[START SUPPLIED RECORDS]
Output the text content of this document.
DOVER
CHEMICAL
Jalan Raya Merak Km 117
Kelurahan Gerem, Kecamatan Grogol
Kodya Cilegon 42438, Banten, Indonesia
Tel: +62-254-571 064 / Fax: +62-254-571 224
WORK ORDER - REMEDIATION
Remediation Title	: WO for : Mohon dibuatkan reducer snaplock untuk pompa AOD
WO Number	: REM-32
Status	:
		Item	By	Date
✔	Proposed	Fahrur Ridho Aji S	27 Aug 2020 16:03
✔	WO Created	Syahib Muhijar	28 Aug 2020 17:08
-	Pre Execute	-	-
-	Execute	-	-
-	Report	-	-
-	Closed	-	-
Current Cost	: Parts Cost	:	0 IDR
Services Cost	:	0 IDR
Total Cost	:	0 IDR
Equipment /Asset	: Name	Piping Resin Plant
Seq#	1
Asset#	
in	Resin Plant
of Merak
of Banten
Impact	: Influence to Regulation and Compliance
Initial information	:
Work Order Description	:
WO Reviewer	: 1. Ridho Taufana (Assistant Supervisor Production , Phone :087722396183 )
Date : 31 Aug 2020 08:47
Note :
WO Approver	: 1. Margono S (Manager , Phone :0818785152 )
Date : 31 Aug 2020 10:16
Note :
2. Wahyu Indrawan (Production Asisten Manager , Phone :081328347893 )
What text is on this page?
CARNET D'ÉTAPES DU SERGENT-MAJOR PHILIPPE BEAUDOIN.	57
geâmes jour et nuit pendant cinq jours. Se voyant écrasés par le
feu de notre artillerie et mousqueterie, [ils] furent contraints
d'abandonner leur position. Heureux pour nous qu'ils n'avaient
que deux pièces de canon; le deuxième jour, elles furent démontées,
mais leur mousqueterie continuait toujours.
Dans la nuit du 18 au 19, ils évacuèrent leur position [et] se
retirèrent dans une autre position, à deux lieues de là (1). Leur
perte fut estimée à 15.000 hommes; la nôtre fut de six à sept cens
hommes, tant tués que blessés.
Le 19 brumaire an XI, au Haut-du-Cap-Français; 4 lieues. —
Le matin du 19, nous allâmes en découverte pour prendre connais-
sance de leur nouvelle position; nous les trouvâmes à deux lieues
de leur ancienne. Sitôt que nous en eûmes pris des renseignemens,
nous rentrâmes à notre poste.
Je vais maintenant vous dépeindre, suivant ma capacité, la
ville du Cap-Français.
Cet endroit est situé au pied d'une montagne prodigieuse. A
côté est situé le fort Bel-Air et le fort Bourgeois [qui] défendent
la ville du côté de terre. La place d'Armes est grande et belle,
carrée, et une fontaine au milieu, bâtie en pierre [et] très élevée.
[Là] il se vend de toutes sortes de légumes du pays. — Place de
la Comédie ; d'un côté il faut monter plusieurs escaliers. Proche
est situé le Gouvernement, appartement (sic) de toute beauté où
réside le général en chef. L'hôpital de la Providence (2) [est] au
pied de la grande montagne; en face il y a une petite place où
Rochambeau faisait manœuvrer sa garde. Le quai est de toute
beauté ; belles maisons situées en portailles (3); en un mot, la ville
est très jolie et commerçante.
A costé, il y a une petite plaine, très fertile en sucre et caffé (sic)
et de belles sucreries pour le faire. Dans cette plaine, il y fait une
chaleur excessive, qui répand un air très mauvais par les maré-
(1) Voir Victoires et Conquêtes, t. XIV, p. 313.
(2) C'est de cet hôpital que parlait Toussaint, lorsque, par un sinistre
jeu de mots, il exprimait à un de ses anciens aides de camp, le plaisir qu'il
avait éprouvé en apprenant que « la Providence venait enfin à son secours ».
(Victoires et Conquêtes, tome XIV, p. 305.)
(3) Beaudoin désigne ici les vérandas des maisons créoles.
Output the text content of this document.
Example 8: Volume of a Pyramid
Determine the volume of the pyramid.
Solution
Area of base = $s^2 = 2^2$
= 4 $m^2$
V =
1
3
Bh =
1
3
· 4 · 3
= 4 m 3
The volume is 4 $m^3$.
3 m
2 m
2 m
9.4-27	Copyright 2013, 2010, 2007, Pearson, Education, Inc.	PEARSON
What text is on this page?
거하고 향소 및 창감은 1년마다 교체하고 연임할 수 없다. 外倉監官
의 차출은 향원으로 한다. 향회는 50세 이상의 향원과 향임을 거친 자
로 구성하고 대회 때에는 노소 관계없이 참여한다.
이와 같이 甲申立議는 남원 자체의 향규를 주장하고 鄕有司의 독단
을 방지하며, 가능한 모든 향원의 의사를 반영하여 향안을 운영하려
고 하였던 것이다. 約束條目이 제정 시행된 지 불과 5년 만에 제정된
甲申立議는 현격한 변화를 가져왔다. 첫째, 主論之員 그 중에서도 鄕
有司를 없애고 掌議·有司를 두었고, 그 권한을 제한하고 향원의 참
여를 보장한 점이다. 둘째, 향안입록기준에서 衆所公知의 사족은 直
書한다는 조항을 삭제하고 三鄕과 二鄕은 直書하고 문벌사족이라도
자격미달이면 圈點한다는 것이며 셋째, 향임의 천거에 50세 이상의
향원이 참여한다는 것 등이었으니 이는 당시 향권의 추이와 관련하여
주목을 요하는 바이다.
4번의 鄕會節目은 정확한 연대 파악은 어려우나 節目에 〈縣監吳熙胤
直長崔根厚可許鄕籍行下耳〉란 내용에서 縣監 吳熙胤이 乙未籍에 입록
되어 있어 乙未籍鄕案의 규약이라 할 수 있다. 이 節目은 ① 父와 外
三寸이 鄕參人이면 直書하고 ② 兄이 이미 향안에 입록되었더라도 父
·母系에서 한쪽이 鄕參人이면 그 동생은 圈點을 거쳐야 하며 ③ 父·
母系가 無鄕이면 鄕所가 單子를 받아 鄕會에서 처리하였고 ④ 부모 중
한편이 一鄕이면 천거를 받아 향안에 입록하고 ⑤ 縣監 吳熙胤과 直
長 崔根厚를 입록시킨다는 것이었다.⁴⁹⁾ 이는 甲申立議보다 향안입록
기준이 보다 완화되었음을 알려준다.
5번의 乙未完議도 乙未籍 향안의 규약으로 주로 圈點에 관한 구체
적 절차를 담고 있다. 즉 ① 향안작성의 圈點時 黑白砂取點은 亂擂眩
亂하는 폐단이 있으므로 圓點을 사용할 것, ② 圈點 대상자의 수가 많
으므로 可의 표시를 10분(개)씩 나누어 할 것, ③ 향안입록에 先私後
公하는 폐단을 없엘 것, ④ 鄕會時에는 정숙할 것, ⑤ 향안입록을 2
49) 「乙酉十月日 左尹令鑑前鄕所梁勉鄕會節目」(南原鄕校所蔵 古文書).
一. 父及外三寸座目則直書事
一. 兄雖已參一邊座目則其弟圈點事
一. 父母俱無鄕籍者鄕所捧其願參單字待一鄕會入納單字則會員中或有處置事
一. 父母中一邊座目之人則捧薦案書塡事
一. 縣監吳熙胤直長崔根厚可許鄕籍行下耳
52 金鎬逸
[END SUPPLIED RECORDS]
Reproduce each line of the entries in which the word "nuit" is found.

:: TASK OUTPUT ::
geâmes jour et nuit pendant cinq jours. Se voyant écrasés par le
Dans la nuit du 18 au 19, ils évacuèrent leur position [et] se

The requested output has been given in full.